Sort through the data and copy the lines holding the word "subtitle".

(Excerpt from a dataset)
— Start —
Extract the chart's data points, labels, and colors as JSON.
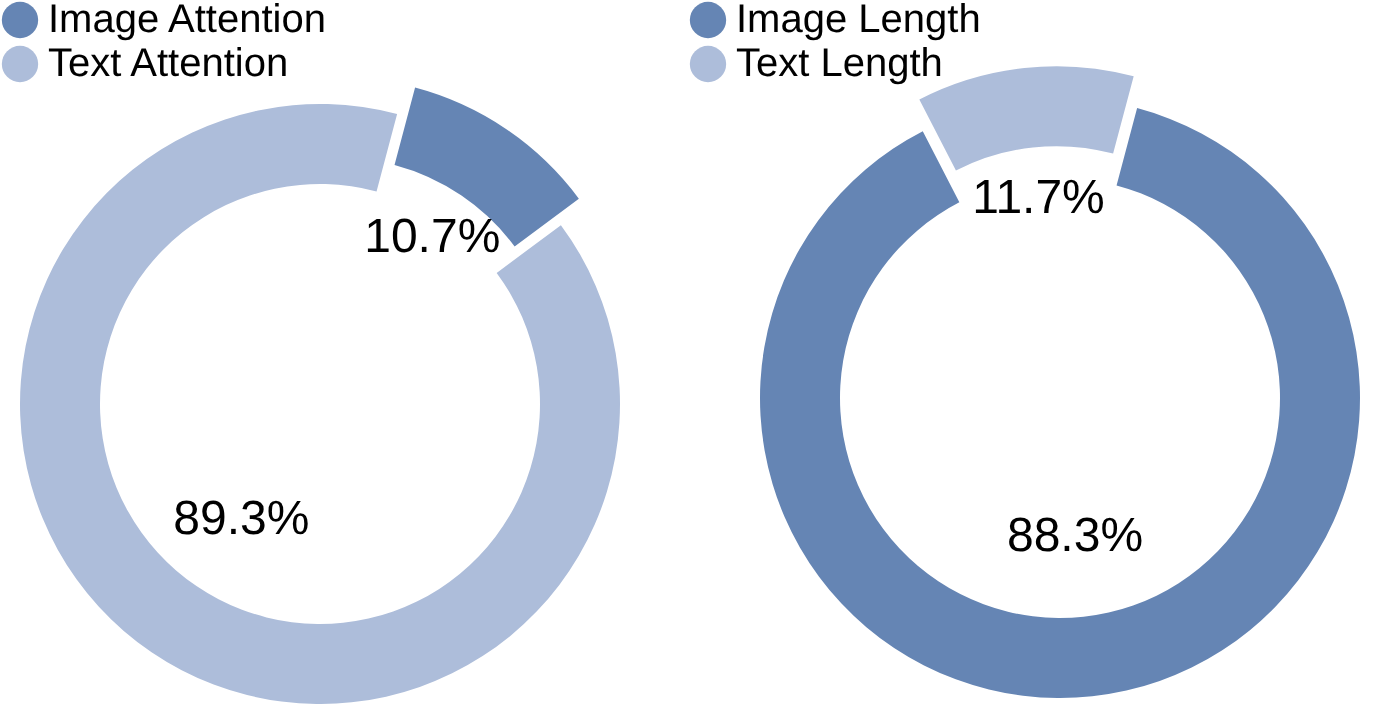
{
  "chart_data": [
    {
      "type": "donut",
      "categories": [
        "Image Attention",
        "Text Attention"
      ],
      "values": [
        10.7,
        89.3
      ],
      "colors": [
        "#6585b4",
        "#adbdda"
      ],
      "value_labels": [
        "10.7%",
        "89.3%"
      ],
      "legend": "top left"
    },
    {
      "type": "donut",
      "categories": [
        "Image Length",
        "Text Length"
      ],
      "values": [
        88.3,
        11.7
      ],
      "colors": [
        "#6585b4",
        "#adbdda"
      ],
      "value_labels": [
        "88.3%",
        "11.7%"
      ],
      "legend": "top left"
    }
  ]
}
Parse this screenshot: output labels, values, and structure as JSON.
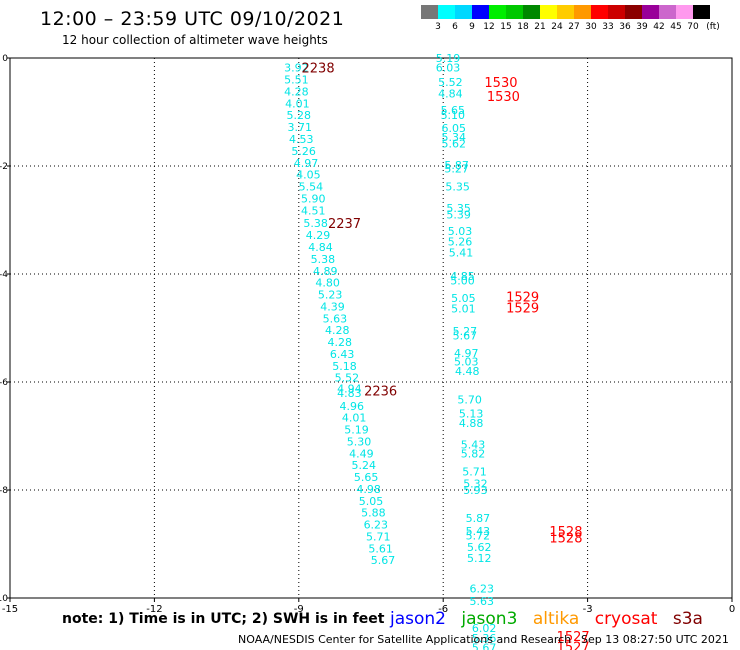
{
  "title": "12:00 – 23:59 UTC 09/10/2021",
  "subtitle": "12 hour collection of altimeter wave heights",
  "colors": {
    "swh_points": "#00e5e5",
    "time_labels": "#ff0000",
    "time_labels_dark": "#800000",
    "jason2": "#0000ff",
    "jason3": "#00aa00",
    "altika": "#ff9900",
    "cryosat": "#ff0000",
    "s3a": "#800000"
  },
  "colorbar": {
    "unit": "(ft)",
    "labels": [
      "3",
      "6",
      "9",
      "12",
      "15",
      "18",
      "21",
      "24",
      "27",
      "30",
      "33",
      "36",
      "39",
      "42",
      "45",
      "70"
    ],
    "colors": [
      "#777777",
      "#00ffff",
      "#00d8ff",
      "#0000ff",
      "#00ee00",
      "#00c800",
      "#008800",
      "#ffff00",
      "#ffcc00",
      "#ff9900",
      "#ff0000",
      "#cc0000",
      "#8b0000",
      "#990099",
      "#cc66cc",
      "#ff99ee",
      "#000000"
    ]
  },
  "footer": {
    "note": "note:  1) Time is in UTC;  2) SWH is in feet",
    "satellites": [
      "jason2",
      "jason3",
      "altika",
      "cryosat",
      "s3a"
    ],
    "credit": "NOAA/NESDIS Center for Satellite Applications and Research",
    "timestamp": "Sep 13 08:27:50 UTC 2021"
  },
  "chart_data": {
    "type": "scatter",
    "title": "12:00 – 23:59 UTC 09/10/2021",
    "subtitle": "12 hour collection of altimeter wave heights",
    "xlim": [
      -15,
      0
    ],
    "ylim": [
      -10,
      0
    ],
    "x_ticks": [
      "-15",
      "-12",
      "-9",
      "-6",
      "-3",
      "0"
    ],
    "y_ticks": [
      "0",
      "-2",
      "-4",
      "-6",
      "-8",
      "-10"
    ],
    "grid": true,
    "tracks": [
      {
        "satellite": "s3a",
        "points": [
          {
            "x": -9.05,
            "y": -0.18,
            "swh": "3.92"
          },
          {
            "x": -9.05,
            "y": -0.4,
            "swh": "5.51"
          },
          {
            "x": -9.05,
            "y": -0.62,
            "swh": "4.28"
          },
          {
            "x": -9.03,
            "y": -0.84,
            "swh": "4.01"
          },
          {
            "x": -9.0,
            "y": -1.06,
            "swh": "5.28"
          },
          {
            "x": -8.98,
            "y": -1.28,
            "swh": "3.71"
          },
          {
            "x": -8.95,
            "y": -1.5,
            "swh": "4.53"
          },
          {
            "x": -8.9,
            "y": -1.72,
            "swh": "5.26"
          },
          {
            "x": -8.85,
            "y": -1.94,
            "swh": "4.97"
          },
          {
            "x": -8.8,
            "y": -2.16,
            "swh": "4.05"
          },
          {
            "x": -8.75,
            "y": -2.38,
            "swh": "5.54"
          },
          {
            "x": -8.7,
            "y": -2.6,
            "swh": "5.90"
          },
          {
            "x": -8.7,
            "y": -2.82,
            "swh": "4.51"
          },
          {
            "x": -8.65,
            "y": -3.06,
            "swh": "5.38"
          },
          {
            "x": -8.6,
            "y": -3.28,
            "swh": "4.29"
          },
          {
            "x": -8.55,
            "y": -3.5,
            "swh": "4.84"
          },
          {
            "x": -8.5,
            "y": -3.72,
            "swh": "5.38"
          },
          {
            "x": -8.45,
            "y": -3.94,
            "swh": "4.89"
          },
          {
            "x": -8.4,
            "y": -4.16,
            "swh": "4.80"
          },
          {
            "x": -8.35,
            "y": -4.38,
            "swh": "5.23"
          },
          {
            "x": -8.3,
            "y": -4.6,
            "swh": "4.39"
          },
          {
            "x": -8.25,
            "y": -4.82,
            "swh": "5.63"
          },
          {
            "x": -8.2,
            "y": -5.04,
            "swh": "4.28"
          },
          {
            "x": -8.15,
            "y": -5.26,
            "swh": "4.28"
          },
          {
            "x": -8.1,
            "y": -5.48,
            "swh": "6.43"
          },
          {
            "x": -8.05,
            "y": -5.7,
            "swh": "5.18"
          },
          {
            "x": -8.0,
            "y": -5.92,
            "swh": "5.52"
          },
          {
            "x": -7.95,
            "y": -6.12,
            "swh": "4.94"
          },
          {
            "x": -7.95,
            "y": -6.2,
            "swh": "4.83"
          },
          {
            "x": -7.9,
            "y": -6.44,
            "swh": "4.96"
          },
          {
            "x": -7.85,
            "y": -6.66,
            "swh": "4.01"
          },
          {
            "x": -7.8,
            "y": -6.88,
            "swh": "5.19"
          },
          {
            "x": -7.75,
            "y": -7.1,
            "swh": "5.30"
          },
          {
            "x": -7.7,
            "y": -7.32,
            "swh": "4.49"
          },
          {
            "x": -7.65,
            "y": -7.54,
            "swh": "5.24"
          },
          {
            "x": -7.6,
            "y": -7.76,
            "swh": "5.65"
          },
          {
            "x": -7.55,
            "y": -7.98,
            "swh": "4.98"
          },
          {
            "x": -7.5,
            "y": -8.2,
            "swh": "5.05"
          },
          {
            "x": -7.45,
            "y": -8.42,
            "swh": "5.88"
          },
          {
            "x": -7.4,
            "y": -8.64,
            "swh": "6.23"
          },
          {
            "x": -7.35,
            "y": -8.86,
            "swh": "5.71"
          },
          {
            "x": -7.3,
            "y": -9.08,
            "swh": "5.61"
          },
          {
            "x": -7.25,
            "y": -9.3,
            "swh": "5.67"
          }
        ],
        "time_labels": [
          {
            "x": -8.6,
            "y": -0.18,
            "label": "2238"
          },
          {
            "x": -8.05,
            "y": -3.06,
            "label": "2237"
          },
          {
            "x": -7.3,
            "y": -6.16,
            "label": "2236"
          }
        ]
      },
      {
        "satellite": "cryosat",
        "points": [
          {
            "x": -5.9,
            "y": 0.0,
            "swh": "5.19"
          },
          {
            "x": -5.9,
            "y": -0.18,
            "swh": "6.03"
          },
          {
            "x": -5.85,
            "y": -0.44,
            "swh": "5.52"
          },
          {
            "x": -5.85,
            "y": -0.66,
            "swh": "4.84"
          },
          {
            "x": -5.8,
            "y": -0.96,
            "swh": "5.65"
          },
          {
            "x": -5.8,
            "y": -1.06,
            "swh": "5.10"
          },
          {
            "x": -5.78,
            "y": -1.3,
            "swh": "6.05"
          },
          {
            "x": -5.78,
            "y": -1.46,
            "swh": "5.34"
          },
          {
            "x": -5.78,
            "y": -1.58,
            "swh": "5.62"
          },
          {
            "x": -5.72,
            "y": -1.98,
            "swh": "5.87"
          },
          {
            "x": -5.72,
            "y": -2.05,
            "swh": "5.27"
          },
          {
            "x": -5.7,
            "y": -2.38,
            "swh": "5.35"
          },
          {
            "x": -5.68,
            "y": -2.78,
            "swh": "5.35"
          },
          {
            "x": -5.68,
            "y": -2.9,
            "swh": "5.39"
          },
          {
            "x": -5.65,
            "y": -3.2,
            "swh": "5.03"
          },
          {
            "x": -5.65,
            "y": -3.4,
            "swh": "5.26"
          },
          {
            "x": -5.63,
            "y": -3.6,
            "swh": "5.41"
          },
          {
            "x": -5.6,
            "y": -4.04,
            "swh": "4.85"
          },
          {
            "x": -5.6,
            "y": -4.12,
            "swh": "5.00"
          },
          {
            "x": -5.58,
            "y": -4.44,
            "swh": "5.05"
          },
          {
            "x": -5.58,
            "y": -4.64,
            "swh": "5.01"
          },
          {
            "x": -5.55,
            "y": -5.06,
            "swh": "5.27"
          },
          {
            "x": -5.55,
            "y": -5.14,
            "swh": "5.67"
          },
          {
            "x": -5.52,
            "y": -5.46,
            "swh": "4.97"
          },
          {
            "x": -5.52,
            "y": -5.62,
            "swh": "5.03"
          },
          {
            "x": -5.5,
            "y": -5.8,
            "swh": "4.48"
          },
          {
            "x": -5.45,
            "y": -6.32,
            "swh": "5.70"
          },
          {
            "x": -5.42,
            "y": -6.58,
            "swh": "5.13"
          },
          {
            "x": -5.42,
            "y": -6.76,
            "swh": "4.88"
          },
          {
            "x": -5.38,
            "y": -7.16,
            "swh": "5.43"
          },
          {
            "x": -5.38,
            "y": -7.32,
            "swh": "5.82"
          },
          {
            "x": -5.35,
            "y": -7.66,
            "swh": "5.71"
          },
          {
            "x": -5.33,
            "y": -7.88,
            "swh": "5.32"
          },
          {
            "x": -5.33,
            "y": -8.0,
            "swh": "5.93"
          },
          {
            "x": -5.28,
            "y": -8.52,
            "swh": "5.87"
          },
          {
            "x": -5.28,
            "y": -8.76,
            "swh": "5.43"
          },
          {
            "x": -5.28,
            "y": -8.84,
            "swh": "5.72"
          },
          {
            "x": -5.25,
            "y": -9.06,
            "swh": "5.62"
          },
          {
            "x": -5.25,
            "y": -9.26,
            "swh": "5.12"
          },
          {
            "x": -5.2,
            "y": -9.82,
            "swh": "6.23"
          },
          {
            "x": -5.2,
            "y": -10.06,
            "swh": "5.63"
          },
          {
            "x": -5.15,
            "y": -10.56,
            "swh": "6.02"
          },
          {
            "x": -5.15,
            "y": -10.74,
            "swh": "5.36"
          },
          {
            "x": -5.15,
            "y": -10.92,
            "swh": "5.67"
          }
        ],
        "time_labels": [
          {
            "x": -4.8,
            "y": -0.44,
            "label": "1530"
          },
          {
            "x": -4.75,
            "y": -0.7,
            "label": "1530"
          },
          {
            "x": -4.35,
            "y": -4.42,
            "label": "1529"
          },
          {
            "x": -4.35,
            "y": -4.62,
            "label": "1529"
          },
          {
            "x": -3.45,
            "y": -8.76,
            "label": "1528"
          },
          {
            "x": -3.45,
            "y": -8.88,
            "label": "1528"
          },
          {
            "x": -3.3,
            "y": -10.7,
            "label": "1527"
          },
          {
            "x": -3.3,
            "y": -10.9,
            "label": "1527"
          }
        ]
      }
    ]
  }
}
— End —
Result of this task —
  "subtitle": "12 hour collection of altimeter wave heights",
    "subtitle": "12 hour collection of altimeter wave heights",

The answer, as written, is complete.